GrooveMonkey wrote:
The light blue section on the right is what Pratt & Whitney refers to as a free turbine. There's no mechanical coupling, just air.
I understand what you're saying about energy loss, but if the work being done is the maximum that can be done/extracted using a given technology, then wouldn't that be the usable HP output. You could say total HP and usable HP.
I know there's no mechanical coupling.
But the problem is that all you are measuring is the power delivered by the shaft, the jet does it's own thing.
Consider the exhaust gases coming out of there.
All the force with which they exit the engine to do bupkiss, would in a jet engine be forcing your plane, car or rubber ducky along.
With power=p, work=w and time=t, p=w/t.
In an engine driving a shaft for power-output, w=t*r, with t=torque and r=radians, for the rotation of the shaft.
Otherwise, work can be expressed as w=F*d, where F ist a force (the thrust of the jet engine) and d is the displacement vector. Or distance for you and me.
So, for a jet engine that stands still, w=F*0=0.
That brings us to p=0/t=0.
But with a jet engine that generates 1 Newton of force through it's thrust, while moving at 1 meter/second, you get
w=1N*1m=1Nm, p=1Nm/1s=1 watt.
The same engine, generating the same force at 20 m/s would generate w=1N*20m=20Nm, p=20Nm/1s=20 watt.
Because a shaft that just spins and only works the innards of the engine does no work for you, so all the spinning innards are inconsequential to the engines actual power output (well, not inconsequential as such, just from the point of reference where you want to know what the engine as a whole does), and an engine that sits still does no work and the power you get from something you drive off the echaust gasses of that engine depends as much on the nature of what you blow at as it does on the engine.

#### [DATA]
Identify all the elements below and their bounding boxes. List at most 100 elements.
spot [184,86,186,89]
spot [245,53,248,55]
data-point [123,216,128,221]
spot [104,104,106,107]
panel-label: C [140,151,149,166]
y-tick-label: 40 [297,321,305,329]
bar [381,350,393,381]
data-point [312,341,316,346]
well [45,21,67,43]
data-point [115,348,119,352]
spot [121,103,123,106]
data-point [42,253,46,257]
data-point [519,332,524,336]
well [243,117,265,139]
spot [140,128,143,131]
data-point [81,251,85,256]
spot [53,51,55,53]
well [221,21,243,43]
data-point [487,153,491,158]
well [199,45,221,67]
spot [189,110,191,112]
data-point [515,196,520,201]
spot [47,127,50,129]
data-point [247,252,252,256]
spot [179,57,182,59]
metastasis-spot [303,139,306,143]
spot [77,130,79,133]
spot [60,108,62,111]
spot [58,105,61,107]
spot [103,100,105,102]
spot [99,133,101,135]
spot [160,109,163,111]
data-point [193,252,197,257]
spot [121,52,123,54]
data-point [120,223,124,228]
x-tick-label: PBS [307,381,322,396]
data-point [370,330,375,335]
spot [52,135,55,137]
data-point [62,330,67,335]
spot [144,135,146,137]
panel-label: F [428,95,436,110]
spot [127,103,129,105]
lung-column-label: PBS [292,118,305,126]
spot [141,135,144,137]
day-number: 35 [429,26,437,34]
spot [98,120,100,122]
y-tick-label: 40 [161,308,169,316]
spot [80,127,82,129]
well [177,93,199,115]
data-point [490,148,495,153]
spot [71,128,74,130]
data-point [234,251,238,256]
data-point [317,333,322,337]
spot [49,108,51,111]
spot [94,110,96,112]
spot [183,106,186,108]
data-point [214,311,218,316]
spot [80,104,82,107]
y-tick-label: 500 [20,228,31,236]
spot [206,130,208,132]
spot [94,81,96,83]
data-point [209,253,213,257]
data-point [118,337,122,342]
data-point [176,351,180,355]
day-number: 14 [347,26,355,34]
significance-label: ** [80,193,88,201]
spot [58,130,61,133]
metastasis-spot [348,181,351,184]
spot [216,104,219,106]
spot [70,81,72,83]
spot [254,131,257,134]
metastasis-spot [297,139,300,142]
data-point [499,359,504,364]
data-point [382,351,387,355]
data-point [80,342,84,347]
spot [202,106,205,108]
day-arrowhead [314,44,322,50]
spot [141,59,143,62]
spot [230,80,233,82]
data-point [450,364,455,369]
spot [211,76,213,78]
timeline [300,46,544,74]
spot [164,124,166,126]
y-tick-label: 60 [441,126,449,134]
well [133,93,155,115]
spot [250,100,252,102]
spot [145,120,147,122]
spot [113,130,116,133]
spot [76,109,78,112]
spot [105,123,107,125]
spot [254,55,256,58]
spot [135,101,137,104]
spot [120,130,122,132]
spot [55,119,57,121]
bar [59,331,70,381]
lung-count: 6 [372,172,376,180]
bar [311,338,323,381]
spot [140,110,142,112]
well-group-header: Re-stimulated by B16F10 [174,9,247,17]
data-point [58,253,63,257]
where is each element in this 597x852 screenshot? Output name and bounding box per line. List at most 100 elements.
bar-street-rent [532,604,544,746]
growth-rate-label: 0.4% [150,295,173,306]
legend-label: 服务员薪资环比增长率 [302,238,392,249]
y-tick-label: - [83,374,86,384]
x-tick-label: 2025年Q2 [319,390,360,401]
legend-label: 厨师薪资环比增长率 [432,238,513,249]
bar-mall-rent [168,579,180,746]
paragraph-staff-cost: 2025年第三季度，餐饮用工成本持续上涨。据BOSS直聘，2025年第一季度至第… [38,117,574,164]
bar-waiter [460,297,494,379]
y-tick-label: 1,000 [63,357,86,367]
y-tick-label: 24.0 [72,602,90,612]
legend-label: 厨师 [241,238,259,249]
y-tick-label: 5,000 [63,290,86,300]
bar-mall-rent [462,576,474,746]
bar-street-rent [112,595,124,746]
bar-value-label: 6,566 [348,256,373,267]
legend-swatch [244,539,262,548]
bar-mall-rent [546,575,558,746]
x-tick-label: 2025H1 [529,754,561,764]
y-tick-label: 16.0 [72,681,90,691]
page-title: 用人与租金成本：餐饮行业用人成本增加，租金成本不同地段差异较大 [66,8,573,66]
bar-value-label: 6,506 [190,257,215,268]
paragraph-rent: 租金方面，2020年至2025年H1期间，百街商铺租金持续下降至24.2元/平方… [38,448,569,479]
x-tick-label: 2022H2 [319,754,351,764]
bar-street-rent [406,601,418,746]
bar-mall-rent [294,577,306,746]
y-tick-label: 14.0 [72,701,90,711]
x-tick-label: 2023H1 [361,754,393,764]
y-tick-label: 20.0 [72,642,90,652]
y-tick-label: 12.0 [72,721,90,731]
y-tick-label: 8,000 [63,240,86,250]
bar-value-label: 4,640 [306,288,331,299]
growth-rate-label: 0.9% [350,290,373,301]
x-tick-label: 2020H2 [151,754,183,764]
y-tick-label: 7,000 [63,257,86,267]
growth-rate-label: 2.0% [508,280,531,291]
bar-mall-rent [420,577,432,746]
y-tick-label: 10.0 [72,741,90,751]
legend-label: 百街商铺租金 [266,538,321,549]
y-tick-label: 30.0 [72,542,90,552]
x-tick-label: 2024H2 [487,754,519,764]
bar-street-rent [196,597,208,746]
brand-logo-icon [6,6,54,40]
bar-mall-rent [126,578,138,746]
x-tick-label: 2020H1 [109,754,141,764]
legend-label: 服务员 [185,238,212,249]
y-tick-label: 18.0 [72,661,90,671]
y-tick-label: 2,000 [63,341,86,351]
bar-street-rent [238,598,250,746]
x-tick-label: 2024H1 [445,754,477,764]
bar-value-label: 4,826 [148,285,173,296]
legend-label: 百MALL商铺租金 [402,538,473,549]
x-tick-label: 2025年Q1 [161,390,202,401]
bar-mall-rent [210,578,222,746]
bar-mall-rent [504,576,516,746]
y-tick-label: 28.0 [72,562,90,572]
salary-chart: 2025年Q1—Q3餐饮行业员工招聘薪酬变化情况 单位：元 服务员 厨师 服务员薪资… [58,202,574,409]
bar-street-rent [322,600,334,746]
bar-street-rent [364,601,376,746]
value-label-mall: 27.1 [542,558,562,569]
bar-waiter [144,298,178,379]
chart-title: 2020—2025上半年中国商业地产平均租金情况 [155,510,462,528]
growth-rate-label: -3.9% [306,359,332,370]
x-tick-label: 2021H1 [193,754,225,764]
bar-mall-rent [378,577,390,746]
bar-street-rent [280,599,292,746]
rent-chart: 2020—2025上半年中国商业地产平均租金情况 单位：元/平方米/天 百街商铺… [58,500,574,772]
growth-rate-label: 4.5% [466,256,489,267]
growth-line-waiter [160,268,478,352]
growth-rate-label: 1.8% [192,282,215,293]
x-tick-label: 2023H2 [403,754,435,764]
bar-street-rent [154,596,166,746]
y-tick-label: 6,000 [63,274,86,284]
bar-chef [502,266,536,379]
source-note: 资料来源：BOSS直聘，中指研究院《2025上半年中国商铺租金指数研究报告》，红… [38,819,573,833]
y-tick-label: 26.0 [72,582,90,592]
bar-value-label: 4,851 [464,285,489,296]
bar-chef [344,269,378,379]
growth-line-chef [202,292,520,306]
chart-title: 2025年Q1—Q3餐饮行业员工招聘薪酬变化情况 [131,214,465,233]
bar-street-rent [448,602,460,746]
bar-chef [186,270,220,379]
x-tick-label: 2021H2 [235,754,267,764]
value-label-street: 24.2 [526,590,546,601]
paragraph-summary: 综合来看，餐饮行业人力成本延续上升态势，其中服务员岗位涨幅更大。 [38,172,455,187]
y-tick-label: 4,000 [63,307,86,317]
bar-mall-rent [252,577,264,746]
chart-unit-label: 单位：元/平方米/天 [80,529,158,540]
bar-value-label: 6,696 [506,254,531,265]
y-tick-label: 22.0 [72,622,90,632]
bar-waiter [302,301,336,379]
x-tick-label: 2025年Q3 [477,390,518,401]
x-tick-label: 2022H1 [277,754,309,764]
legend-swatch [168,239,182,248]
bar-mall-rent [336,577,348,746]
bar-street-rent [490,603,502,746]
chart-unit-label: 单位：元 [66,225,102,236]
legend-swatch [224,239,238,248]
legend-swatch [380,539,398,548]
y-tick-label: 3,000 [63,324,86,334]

#### [OBJECTIVES]
A – Translate this sentence from the jet engine post into Spanish: "I know there's no mechanical coupling."
B – From the jet engine post, reproduce the passage that begins with the words containing "But with a jet" and ends with "w=1N*20m=20Nm, p=20Nm/1s=20 watt.".
Answer from the jet engine post alone.

#### [ANSWERS TO THE EXERCISE]
A – Sé que no hay acoplamiento mecánico.

B –
But with a jet engine that generates 1 Newton of force through it's thrust, while moving at 1 meter/second, you get
w=1N*1m=1Nm, p=1Nm/1s=1 watt.
The same engine, generating the same force at 20 m/s would generate w=1N*20m=20Nm, p=20Nm/1s=20 watt.